Give every line from the entries that contains "much".

Dataset excerpts
▬▬▬▬▬▬▬▬▬▬
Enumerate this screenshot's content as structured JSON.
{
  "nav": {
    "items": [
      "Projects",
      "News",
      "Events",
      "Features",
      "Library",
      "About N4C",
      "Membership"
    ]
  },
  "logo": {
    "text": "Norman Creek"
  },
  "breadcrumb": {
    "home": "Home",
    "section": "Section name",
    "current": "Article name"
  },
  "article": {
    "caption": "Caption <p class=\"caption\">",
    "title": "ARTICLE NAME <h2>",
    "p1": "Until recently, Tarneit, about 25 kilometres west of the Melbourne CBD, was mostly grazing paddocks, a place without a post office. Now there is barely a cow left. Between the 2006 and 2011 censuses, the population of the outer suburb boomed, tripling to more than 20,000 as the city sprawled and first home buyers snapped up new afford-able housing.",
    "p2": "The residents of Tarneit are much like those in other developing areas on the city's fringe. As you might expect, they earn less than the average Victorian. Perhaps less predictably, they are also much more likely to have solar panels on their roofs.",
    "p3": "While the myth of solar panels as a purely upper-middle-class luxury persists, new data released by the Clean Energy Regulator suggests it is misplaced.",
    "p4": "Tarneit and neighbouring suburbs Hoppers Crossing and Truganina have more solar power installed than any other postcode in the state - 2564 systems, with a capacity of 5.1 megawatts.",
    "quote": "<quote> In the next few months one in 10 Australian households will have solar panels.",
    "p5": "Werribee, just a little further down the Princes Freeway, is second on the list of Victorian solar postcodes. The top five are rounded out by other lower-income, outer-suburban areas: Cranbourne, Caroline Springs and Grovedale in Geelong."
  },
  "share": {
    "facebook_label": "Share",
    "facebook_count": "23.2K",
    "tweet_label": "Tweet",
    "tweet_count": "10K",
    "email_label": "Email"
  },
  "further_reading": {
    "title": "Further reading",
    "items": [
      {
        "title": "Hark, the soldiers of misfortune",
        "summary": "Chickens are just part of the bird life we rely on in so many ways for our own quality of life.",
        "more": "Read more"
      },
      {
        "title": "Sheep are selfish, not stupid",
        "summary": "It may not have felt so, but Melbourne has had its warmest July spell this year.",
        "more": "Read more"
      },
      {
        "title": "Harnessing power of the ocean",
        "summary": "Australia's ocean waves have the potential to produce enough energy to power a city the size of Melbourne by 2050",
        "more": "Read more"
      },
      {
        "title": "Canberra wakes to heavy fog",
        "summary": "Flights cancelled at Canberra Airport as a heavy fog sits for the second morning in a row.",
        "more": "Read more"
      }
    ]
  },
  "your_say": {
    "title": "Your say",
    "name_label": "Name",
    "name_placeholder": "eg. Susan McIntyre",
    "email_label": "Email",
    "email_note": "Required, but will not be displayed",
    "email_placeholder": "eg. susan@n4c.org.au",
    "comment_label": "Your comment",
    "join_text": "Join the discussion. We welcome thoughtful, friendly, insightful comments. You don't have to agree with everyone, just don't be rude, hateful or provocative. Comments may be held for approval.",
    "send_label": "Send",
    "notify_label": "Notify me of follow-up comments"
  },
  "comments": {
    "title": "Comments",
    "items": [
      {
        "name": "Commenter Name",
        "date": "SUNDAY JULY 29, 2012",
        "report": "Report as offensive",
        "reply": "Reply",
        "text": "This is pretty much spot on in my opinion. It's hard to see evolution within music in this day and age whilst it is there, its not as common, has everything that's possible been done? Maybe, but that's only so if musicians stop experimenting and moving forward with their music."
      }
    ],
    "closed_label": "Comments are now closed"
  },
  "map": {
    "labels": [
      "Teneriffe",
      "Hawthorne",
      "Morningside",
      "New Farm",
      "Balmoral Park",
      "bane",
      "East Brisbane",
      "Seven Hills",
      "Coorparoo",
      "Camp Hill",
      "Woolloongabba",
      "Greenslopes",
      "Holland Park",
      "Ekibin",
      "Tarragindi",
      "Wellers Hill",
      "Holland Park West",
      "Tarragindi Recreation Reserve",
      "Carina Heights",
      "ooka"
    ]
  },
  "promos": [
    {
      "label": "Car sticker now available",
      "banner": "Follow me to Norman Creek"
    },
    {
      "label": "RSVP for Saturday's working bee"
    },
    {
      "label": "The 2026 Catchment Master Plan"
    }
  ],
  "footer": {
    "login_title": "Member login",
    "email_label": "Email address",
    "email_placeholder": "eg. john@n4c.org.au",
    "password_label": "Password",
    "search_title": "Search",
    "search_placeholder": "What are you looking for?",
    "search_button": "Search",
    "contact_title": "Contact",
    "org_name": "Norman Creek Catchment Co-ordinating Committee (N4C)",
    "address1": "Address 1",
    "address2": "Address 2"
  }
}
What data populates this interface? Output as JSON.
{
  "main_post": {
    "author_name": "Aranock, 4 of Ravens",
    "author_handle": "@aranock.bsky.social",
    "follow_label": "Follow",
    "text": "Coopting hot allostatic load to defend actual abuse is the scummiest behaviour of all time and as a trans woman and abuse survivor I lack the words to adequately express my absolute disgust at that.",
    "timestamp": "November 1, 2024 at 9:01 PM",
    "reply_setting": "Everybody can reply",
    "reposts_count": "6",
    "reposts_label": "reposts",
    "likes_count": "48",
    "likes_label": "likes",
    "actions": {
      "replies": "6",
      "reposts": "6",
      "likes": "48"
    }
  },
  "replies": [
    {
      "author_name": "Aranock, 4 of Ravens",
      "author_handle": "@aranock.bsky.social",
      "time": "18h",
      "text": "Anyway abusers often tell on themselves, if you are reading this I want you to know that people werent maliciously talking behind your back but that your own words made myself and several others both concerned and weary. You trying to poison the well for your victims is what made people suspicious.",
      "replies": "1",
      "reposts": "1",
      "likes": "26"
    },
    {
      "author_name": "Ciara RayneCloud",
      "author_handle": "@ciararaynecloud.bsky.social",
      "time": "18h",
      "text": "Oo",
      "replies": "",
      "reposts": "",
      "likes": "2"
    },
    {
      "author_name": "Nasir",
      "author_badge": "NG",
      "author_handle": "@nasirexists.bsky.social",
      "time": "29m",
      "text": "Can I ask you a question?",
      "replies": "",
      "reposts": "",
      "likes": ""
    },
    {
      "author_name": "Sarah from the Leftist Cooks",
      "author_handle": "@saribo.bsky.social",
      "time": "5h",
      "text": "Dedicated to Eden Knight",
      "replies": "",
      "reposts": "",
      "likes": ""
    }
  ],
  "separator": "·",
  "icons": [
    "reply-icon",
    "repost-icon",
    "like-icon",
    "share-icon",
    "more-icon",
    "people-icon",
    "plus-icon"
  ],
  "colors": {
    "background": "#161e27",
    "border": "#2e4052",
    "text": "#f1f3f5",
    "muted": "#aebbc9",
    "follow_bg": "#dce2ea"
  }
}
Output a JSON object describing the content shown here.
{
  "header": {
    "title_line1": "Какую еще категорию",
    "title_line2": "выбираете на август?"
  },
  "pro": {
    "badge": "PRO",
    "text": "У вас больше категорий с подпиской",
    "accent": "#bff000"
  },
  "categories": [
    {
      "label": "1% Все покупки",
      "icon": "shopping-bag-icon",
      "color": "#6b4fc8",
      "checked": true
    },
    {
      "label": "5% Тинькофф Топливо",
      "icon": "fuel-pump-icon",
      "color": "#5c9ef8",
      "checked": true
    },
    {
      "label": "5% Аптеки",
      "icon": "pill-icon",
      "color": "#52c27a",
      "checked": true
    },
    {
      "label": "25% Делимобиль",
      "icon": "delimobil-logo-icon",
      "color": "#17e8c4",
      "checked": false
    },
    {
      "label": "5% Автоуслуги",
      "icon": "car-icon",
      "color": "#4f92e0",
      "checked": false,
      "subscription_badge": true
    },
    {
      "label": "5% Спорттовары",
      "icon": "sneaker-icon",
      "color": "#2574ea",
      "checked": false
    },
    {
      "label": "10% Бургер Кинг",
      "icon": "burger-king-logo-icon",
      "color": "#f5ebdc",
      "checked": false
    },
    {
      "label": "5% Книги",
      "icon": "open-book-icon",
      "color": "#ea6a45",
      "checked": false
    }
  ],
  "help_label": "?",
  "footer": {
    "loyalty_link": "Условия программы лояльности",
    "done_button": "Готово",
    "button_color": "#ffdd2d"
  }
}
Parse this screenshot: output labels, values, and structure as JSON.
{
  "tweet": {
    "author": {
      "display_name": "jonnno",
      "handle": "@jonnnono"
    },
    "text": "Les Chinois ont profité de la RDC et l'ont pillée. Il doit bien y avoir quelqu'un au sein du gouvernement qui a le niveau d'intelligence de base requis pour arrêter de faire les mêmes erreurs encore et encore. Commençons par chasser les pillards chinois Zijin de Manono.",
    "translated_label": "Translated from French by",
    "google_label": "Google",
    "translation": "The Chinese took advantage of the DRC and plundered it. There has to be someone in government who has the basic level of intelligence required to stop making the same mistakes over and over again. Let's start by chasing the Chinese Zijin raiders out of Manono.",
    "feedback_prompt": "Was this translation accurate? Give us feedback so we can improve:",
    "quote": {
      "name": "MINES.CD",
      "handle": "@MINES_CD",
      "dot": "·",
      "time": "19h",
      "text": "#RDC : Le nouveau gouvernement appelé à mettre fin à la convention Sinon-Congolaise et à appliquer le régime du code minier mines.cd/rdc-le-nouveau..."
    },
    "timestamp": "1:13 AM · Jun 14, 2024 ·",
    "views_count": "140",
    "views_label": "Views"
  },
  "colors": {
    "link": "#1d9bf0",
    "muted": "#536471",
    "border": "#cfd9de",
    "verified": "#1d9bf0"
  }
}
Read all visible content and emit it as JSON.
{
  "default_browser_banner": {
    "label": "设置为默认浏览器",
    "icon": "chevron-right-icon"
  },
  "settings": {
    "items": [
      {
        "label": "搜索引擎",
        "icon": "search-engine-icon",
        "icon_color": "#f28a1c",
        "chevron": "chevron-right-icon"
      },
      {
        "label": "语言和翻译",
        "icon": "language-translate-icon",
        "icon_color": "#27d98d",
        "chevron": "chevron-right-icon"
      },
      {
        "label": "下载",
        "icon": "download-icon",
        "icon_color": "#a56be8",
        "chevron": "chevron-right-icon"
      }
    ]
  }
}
▬▬▬▬▬▬▬▬▬▬
■ Expected answer:
    "p2": "The residents of Tarneit are much like those in other developing areas on the city's fringe. As you might expect, they earn less than the average Victorian. Perhaps less predictably, they are also much more likely to have solar panels on their roofs.",
        "text": "This is pretty much spot on in my opinion. It's hard to see evolution within music in this day and age whilst it is there, its not as common, has everything that's possible been done? Maybe, but that's only so if musicians stop experimenting and moving forward with their music."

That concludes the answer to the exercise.